EXTRAIT -

=-=-=

Bien que le gouvernement de Tripoli ait accédé aux requêtes financières des institutions de l’Est en février dernier, en promettant d’intégrer ces dépenses au budget 2021 [13], l’action du gouvernement de transition en place depuis mars 2021 demeure fortement entravée. Son budget de 94 Md de dinars, le plus important de l’histoire libyenne, n’a pas été approuvé par le Parlement [14]. Par conséquent, le gel des fonds perdure. Il s’est ensuivi, dès avril, une crise de la dette des compagnies pétrolières locales opérant dans le pays sous patronage de la NOC qui a engendré une diminution de la production pétrolière de 280 000 barils par jour diminution qui pourrait s’accentuer en l’absence de budget de l’État [15]. La paralysie des institutions politiques et le gel des ressources financières libyennes laissent entrevoir une fragilisation accrue du système économique libyen déjà précaire.

=-=-=

VOTRE OBJECTIF - Pourriez-vous poursuivre l'extrait sur la crise budgétaire libyenne en reprenant après sa dernière phrase ?

ENTRÉES -
=-=-=

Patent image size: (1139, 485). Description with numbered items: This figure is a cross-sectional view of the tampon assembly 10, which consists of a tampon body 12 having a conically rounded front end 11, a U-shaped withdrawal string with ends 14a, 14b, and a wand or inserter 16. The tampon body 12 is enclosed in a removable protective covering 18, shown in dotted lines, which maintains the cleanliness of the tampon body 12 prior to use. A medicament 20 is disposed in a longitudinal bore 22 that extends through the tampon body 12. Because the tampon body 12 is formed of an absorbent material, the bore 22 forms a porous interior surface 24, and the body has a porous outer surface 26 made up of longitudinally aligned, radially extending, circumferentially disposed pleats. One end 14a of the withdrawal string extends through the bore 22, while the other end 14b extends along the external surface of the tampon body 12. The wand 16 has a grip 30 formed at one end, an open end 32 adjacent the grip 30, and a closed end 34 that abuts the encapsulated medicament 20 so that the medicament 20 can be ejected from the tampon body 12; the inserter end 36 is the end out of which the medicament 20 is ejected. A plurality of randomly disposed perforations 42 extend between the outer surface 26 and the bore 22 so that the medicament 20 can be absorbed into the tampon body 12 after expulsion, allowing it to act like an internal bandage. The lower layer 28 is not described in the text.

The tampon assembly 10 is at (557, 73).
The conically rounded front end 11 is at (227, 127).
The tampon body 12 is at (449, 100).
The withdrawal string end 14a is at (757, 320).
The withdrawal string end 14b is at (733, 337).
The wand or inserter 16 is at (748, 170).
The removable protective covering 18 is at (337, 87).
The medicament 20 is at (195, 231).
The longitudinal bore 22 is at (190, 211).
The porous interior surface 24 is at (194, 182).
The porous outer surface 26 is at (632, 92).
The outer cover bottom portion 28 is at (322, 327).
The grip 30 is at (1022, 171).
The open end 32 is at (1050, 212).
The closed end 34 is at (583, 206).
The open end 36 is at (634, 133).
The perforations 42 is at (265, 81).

=-=-=

RÉPONSE ATTENDUE -
La prédominance des milices locales

La Libye est aussi actuellement confrontée à une problématique milicienne particulièrement retorse. La première guerre civile, contre le régime de Kadhafi, avait été menée par une multitude de milices. Celles-ci suppléaient une absence d’armée régulière côté insurgés et reposaient sur une base clanique, à l’instar de l’organisation du pays. Pour autant, une fois leur objectif atteint – la chute du régime kadhafien –, ces formations paramilitaires ne se sont pas moins maintenues voire multipliées sur le territoire : pouvoir, argent, moyen d’éviter un chômage endémique, défense d’un particularisme face au délitement de l’État, autant d’éléments motivant leur existence et justifiant leur dynamique [16]. Aujourd’hui, il semblerait que quelque 200 000 à 250 000 miliciens soient toujours en armes [17], dans un pays où il est aisé de s’équiper : pas moins de 40 millions d’armes se trouvaient en Libye en 2014 selon un rapport de l’ONU, soit six armes par habitant [18]. Celles-ci provenaient du marché noir, des livraisons aux insurgés, mais aussi au pillage de l’arsenal de l’armée libyenne, armée qui ne s’est d’ailleurs jamais reconstituée. Rappelons que sous Kadhafi, celle-ci avait été marginalisée par peur d’un coup d’État [19].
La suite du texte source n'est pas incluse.